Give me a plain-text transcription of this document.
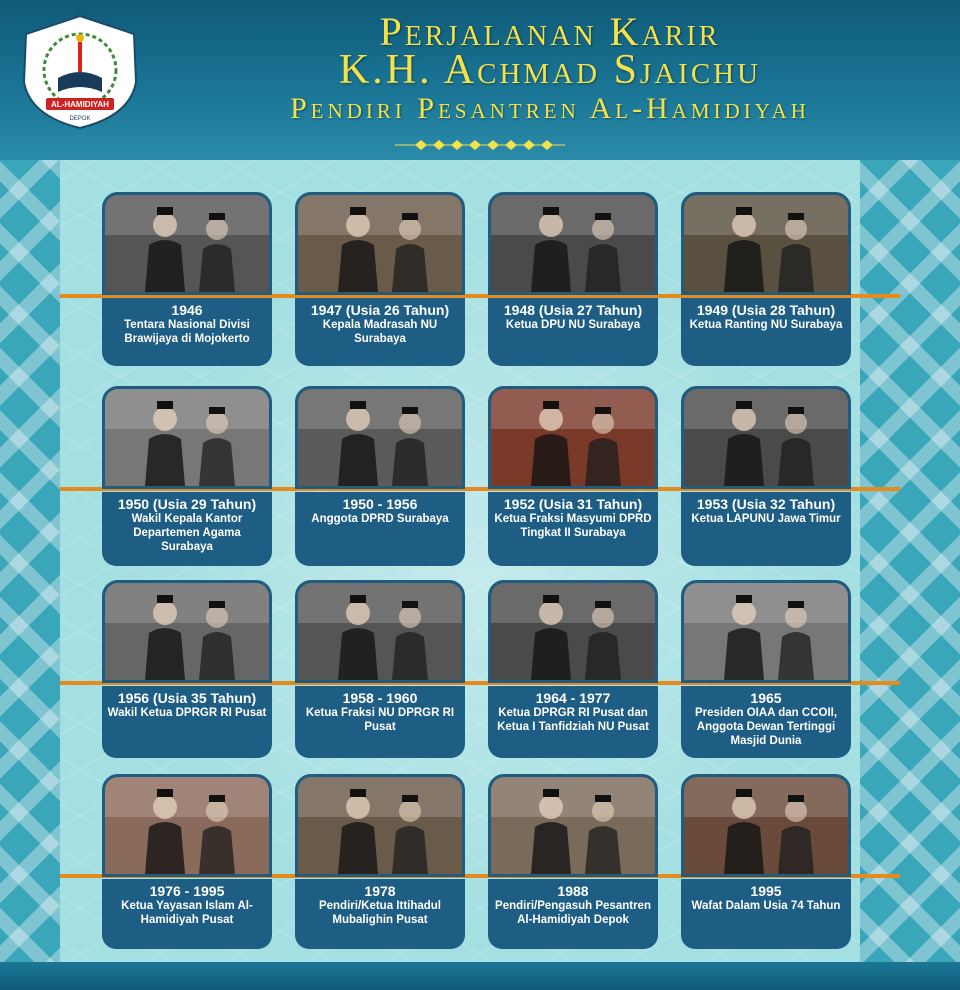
AL-HAMIDIYAH
DEPOK
Perjalanan Karir
K.H. Achmad Sjaichu
Pendiri Pesantren Al-Hamidiyah
1946
Tentara Nasional Divisi Brawijaya di Mojokerto
1947 (Usia 26 Tahun)
Kepala Madrasah NU Surabaya
1948 (Usia 27 Tahun)
Ketua DPU NU Surabaya
1949 (Usia 28 Tahun)
Ketua Ranting NU Surabaya
1950 (Usia 29 Tahun)
Wakil Kepala Kantor Departemen Agama Surabaya
1950 - 1956
Anggota DPRD Surabaya
1952 (Usia 31 Tahun)
Ketua Fraksi Masyumi DPRD Tingkat II Surabaya
1953 (Usia 32 Tahun)
Ketua LAPUNU Jawa Timur
1956 (Usia 35 Tahun)
Wakil Ketua DPRGR RI Pusat
1958 - 1960
Ketua Fraksi NU DPRGR RI Pusat
1964 - 1977
Ketua DPRGR RI Pusat dan Ketua I Tanfidziah NU Pusat
1965
Presiden OIAA dan CCOII, Anggota Dewan Tertinggi Masjid Dunia
1976 - 1995
Ketua Yayasan Islam Al-Hamidiyah Pusat
1978
Pendiri/Ketua Ittihadul Mubalighin Pusat
1988
Pendiri/Pengasuh Pesantren Al-Hamidiyah Depok
1995
Wafat Dalam Usia 74 Tahun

### PROBLEM DETAILS
Gather each line that holds "Surabaya".

### SOLUTION
Kepala Madrasah NU Surabaya
Ketua DPU NU Surabaya
Ketua Ranting NU Surabaya
Wakil Kepala Kantor Departemen Agama Surabaya
Anggota DPRD Surabaya
Ketua Fraksi Masyumi DPRD Tingkat II Surabaya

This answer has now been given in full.